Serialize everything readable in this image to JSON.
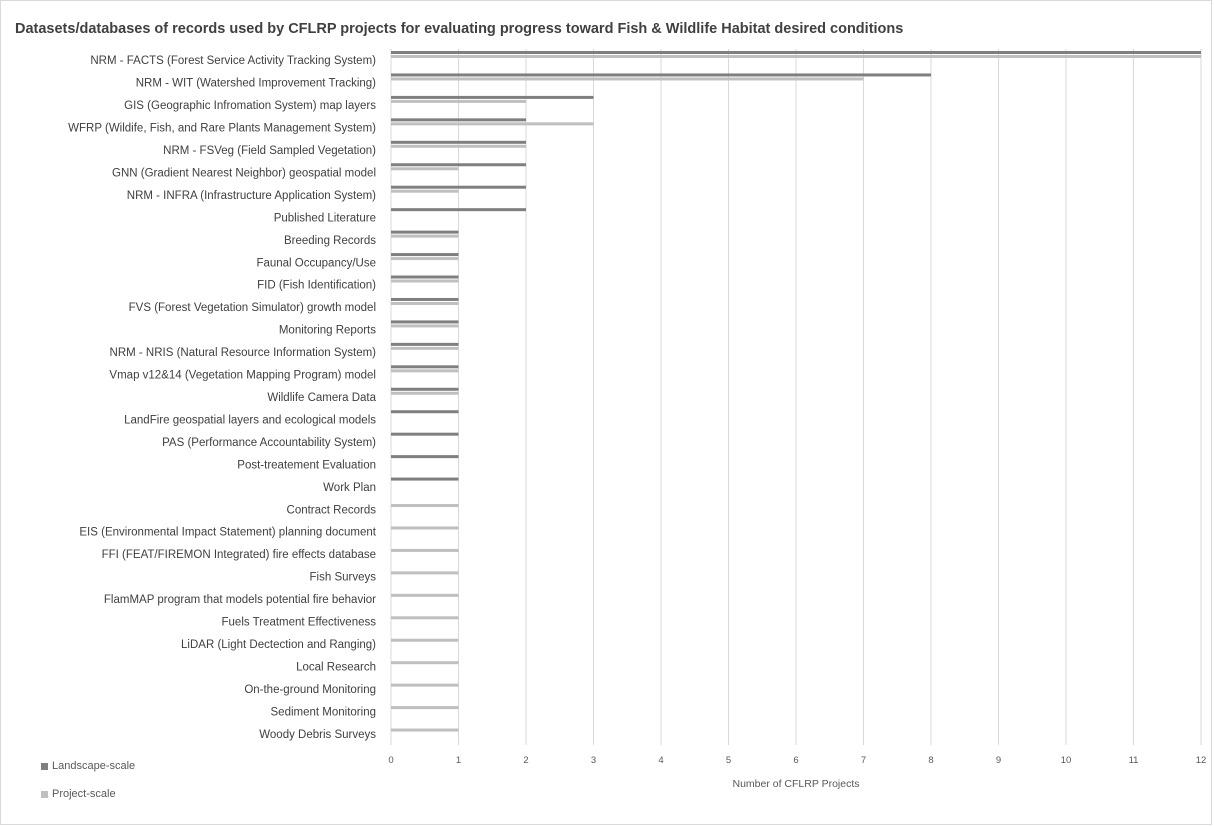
{
  "chart_data": {
    "type": "bar",
    "orientation": "horizontal",
    "title": "Datasets/databases of records used by CFLRP projects for evaluating progress toward Fish & Wildlife Habitat desired conditions",
    "xlabel": "Number of CFLRP Projects",
    "ylabel": "",
    "xlim": [
      0,
      12
    ],
    "xticks": [
      "0",
      "1",
      "2",
      "3",
      "4",
      "5",
      "6",
      "7",
      "8",
      "9",
      "10",
      "11",
      "12"
    ],
    "grid": true,
    "legend_position": "bottom-left",
    "categories": [
      "NRM - FACTS (Forest Service Activity Tracking System)",
      "NRM - WIT (Watershed Improvement Tracking)",
      "GIS (Geographic Infromation System) map layers",
      "WFRP (Wildife, Fish, and Rare Plants Management System)",
      "NRM - FSVeg (Field Sampled Vegetation)",
      "GNN (Gradient Nearest Neighbor) geospatial model",
      "NRM - INFRA (Infrastructure Application System)",
      "Published Literature",
      "Breeding Records",
      "Faunal Occupancy/Use",
      "FID (Fish Identification)",
      "FVS (Forest Vegetation Simulator) growth model",
      "Monitoring Reports",
      "NRM - NRIS (Natural Resource Information System)",
      "Vmap v12&14 (Vegetation Mapping Program) model",
      "Wildlife Camera Data",
      "LandFire geospatial layers and ecological models",
      "PAS (Performance Accountability System)",
      "Post-treatement Evaluation ",
      "Work Plan",
      "Contract Records",
      "EIS (Environmental Impact Statement) planning document",
      "FFI (FEAT/FIREMON Integrated) fire effects database",
      "Fish Surveys",
      "FlamMAP program that models potential fire behavior",
      "Fuels Treatment Effectiveness",
      "LiDAR (Light Dectection and Ranging)",
      "Local Research",
      "On-the-ground Monitoring",
      "Sediment Monitoring",
      "Woody Debris Surveys"
    ],
    "series": [
      {
        "name": "Landscape-scale",
        "color": "#7f7f7f",
        "values": [
          12,
          8,
          3,
          2,
          2,
          2,
          2,
          2,
          1,
          1,
          1,
          1,
          1,
          1,
          1,
          1,
          1,
          1,
          1,
          1,
          0,
          0,
          0,
          0,
          0,
          0,
          0,
          0,
          0,
          0,
          0
        ]
      },
      {
        "name": "Project-scale",
        "color": "#bfbfbf",
        "values": [
          12,
          7,
          2,
          3,
          2,
          1,
          1,
          0,
          1,
          1,
          1,
          1,
          1,
          1,
          1,
          1,
          0,
          0,
          0,
          0,
          1,
          1,
          1,
          1,
          1,
          1,
          1,
          1,
          1,
          1,
          1
        ]
      }
    ]
  }
}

#####

◆ TASK INSTRUCTIONS
Out of the records, collect only those lines that contain the string "Tracking".

◆ RESULT OF THE EXERCISE
      "NRM - FACTS (Forest Service Activity Tracking System)",
      "NRM - WIT (Watershed Improvement Tracking)",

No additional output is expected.